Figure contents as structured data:
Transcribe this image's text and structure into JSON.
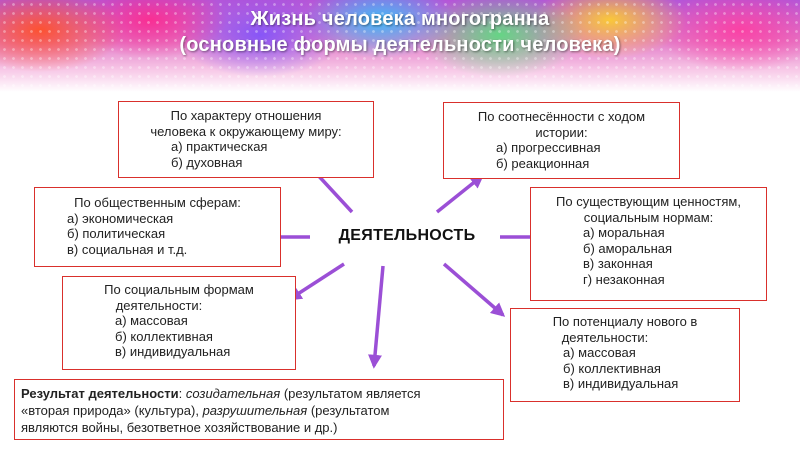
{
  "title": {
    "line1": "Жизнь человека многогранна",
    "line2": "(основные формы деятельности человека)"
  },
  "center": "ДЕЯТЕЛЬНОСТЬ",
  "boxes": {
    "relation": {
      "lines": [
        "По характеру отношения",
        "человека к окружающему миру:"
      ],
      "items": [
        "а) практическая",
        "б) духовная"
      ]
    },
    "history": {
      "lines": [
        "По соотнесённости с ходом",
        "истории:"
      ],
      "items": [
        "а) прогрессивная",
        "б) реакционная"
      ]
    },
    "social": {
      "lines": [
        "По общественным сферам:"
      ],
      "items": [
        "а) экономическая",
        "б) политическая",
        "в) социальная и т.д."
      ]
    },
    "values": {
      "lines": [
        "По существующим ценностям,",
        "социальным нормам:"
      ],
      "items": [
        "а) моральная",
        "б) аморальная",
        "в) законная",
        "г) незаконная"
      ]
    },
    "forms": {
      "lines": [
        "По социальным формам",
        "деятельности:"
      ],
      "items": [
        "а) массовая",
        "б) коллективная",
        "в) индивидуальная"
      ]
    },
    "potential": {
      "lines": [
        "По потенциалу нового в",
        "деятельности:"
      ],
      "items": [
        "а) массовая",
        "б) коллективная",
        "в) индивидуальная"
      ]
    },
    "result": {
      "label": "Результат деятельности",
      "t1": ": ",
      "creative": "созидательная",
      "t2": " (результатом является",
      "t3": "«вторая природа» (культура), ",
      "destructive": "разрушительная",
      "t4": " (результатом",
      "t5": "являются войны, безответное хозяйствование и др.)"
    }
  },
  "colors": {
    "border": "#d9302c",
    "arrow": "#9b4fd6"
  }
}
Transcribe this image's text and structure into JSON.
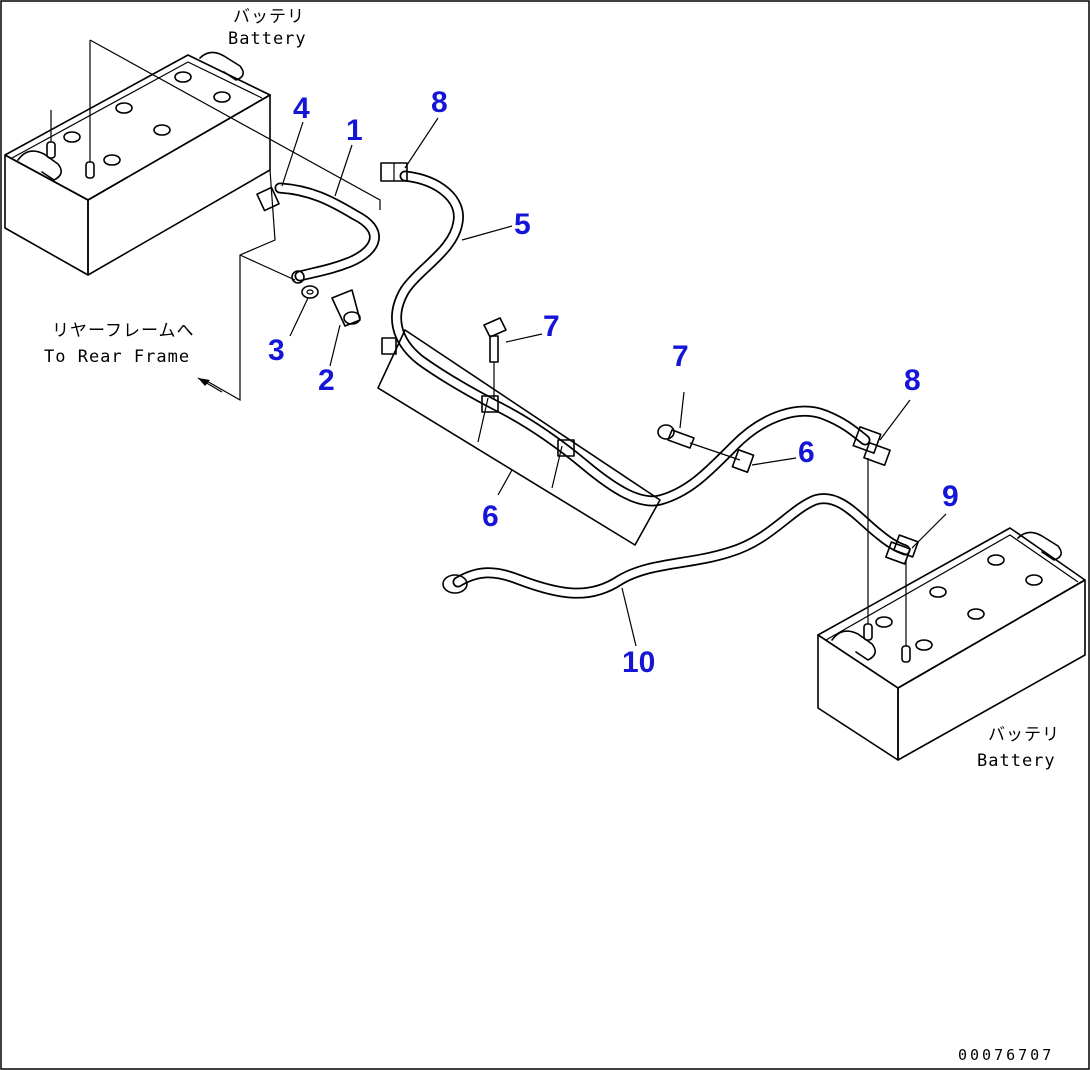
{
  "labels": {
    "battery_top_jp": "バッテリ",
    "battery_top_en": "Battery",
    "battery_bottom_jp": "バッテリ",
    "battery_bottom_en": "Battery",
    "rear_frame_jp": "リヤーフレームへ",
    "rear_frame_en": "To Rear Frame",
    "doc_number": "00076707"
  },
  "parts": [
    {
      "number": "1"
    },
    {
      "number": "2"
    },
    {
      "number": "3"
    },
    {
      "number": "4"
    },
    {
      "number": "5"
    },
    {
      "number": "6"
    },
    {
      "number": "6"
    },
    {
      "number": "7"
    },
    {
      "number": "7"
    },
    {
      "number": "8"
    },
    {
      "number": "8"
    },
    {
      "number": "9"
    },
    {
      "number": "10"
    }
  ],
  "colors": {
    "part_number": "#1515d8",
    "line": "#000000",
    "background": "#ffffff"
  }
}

* * *

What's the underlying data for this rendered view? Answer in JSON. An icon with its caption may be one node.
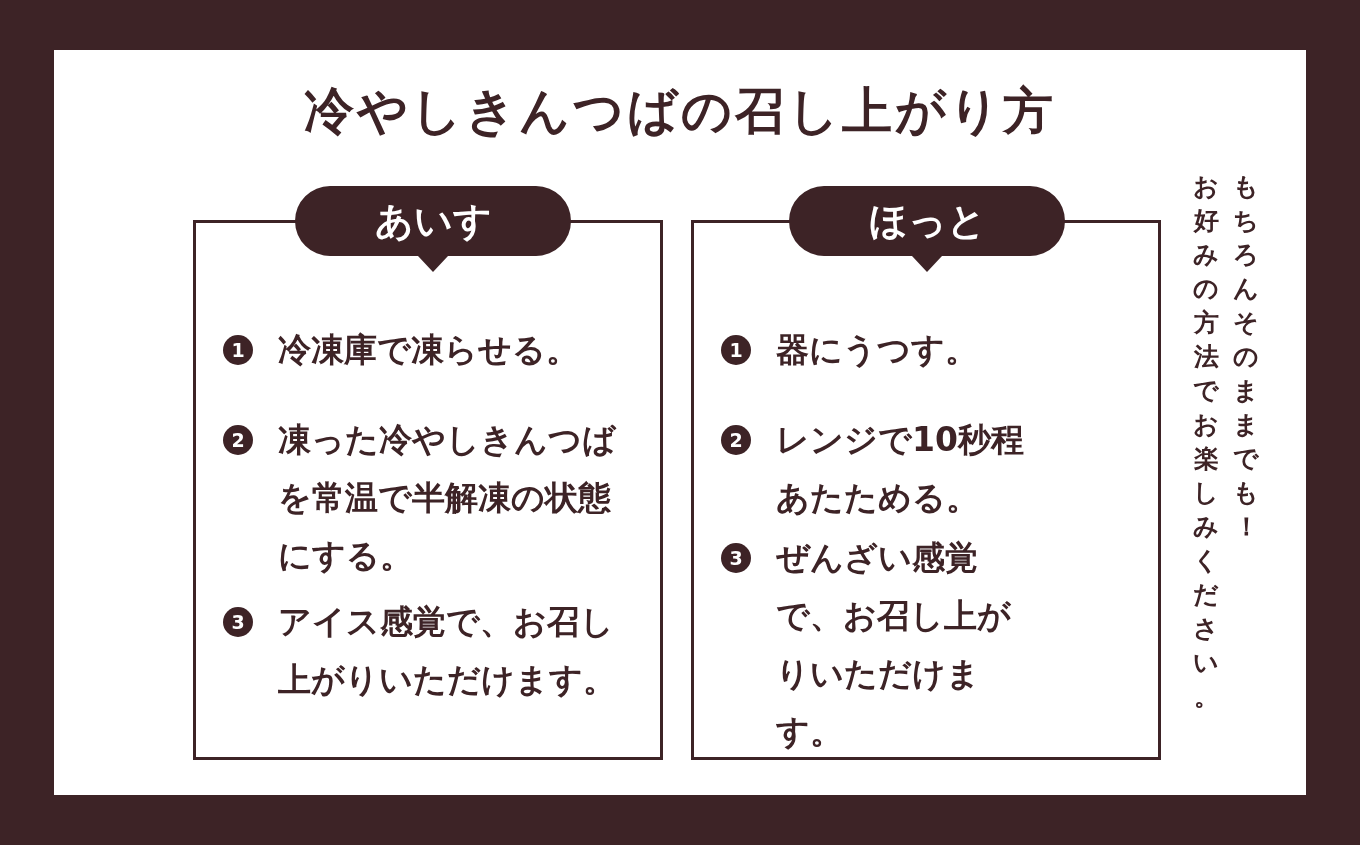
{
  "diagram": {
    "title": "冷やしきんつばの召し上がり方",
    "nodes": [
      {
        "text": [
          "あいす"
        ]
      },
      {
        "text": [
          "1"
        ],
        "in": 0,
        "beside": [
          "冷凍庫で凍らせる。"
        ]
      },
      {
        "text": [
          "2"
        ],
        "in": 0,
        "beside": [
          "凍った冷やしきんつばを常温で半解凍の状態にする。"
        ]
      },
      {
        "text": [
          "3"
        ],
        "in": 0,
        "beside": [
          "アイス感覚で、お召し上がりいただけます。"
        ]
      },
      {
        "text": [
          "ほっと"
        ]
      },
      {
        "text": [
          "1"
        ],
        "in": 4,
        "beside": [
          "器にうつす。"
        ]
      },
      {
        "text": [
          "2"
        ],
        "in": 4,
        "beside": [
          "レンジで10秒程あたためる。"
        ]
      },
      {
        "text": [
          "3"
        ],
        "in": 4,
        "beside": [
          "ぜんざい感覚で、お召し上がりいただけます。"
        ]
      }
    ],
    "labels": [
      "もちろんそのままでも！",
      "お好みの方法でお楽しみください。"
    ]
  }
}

* * *

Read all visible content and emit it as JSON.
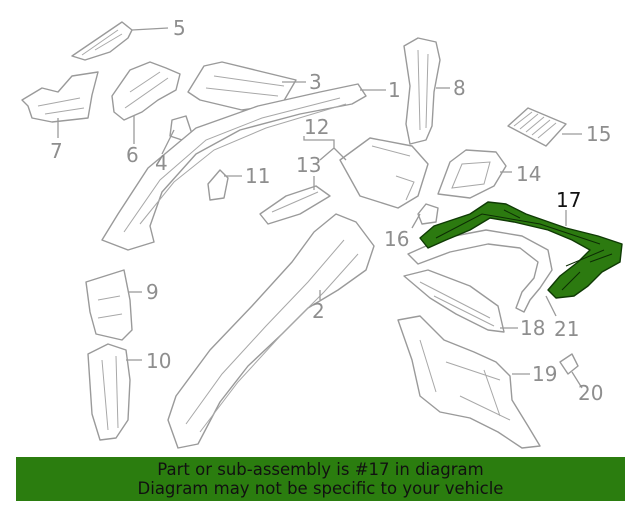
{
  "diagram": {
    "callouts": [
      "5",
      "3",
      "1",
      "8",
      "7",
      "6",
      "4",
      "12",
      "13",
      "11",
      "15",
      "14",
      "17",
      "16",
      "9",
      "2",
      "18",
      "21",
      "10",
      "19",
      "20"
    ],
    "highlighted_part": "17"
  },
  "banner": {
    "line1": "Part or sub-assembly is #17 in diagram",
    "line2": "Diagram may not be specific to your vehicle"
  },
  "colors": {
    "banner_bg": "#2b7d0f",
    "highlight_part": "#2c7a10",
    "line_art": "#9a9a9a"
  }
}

Goal:
Give the number of lines that hold the word "человека" in these records, with nothing added.

Exercise response:
3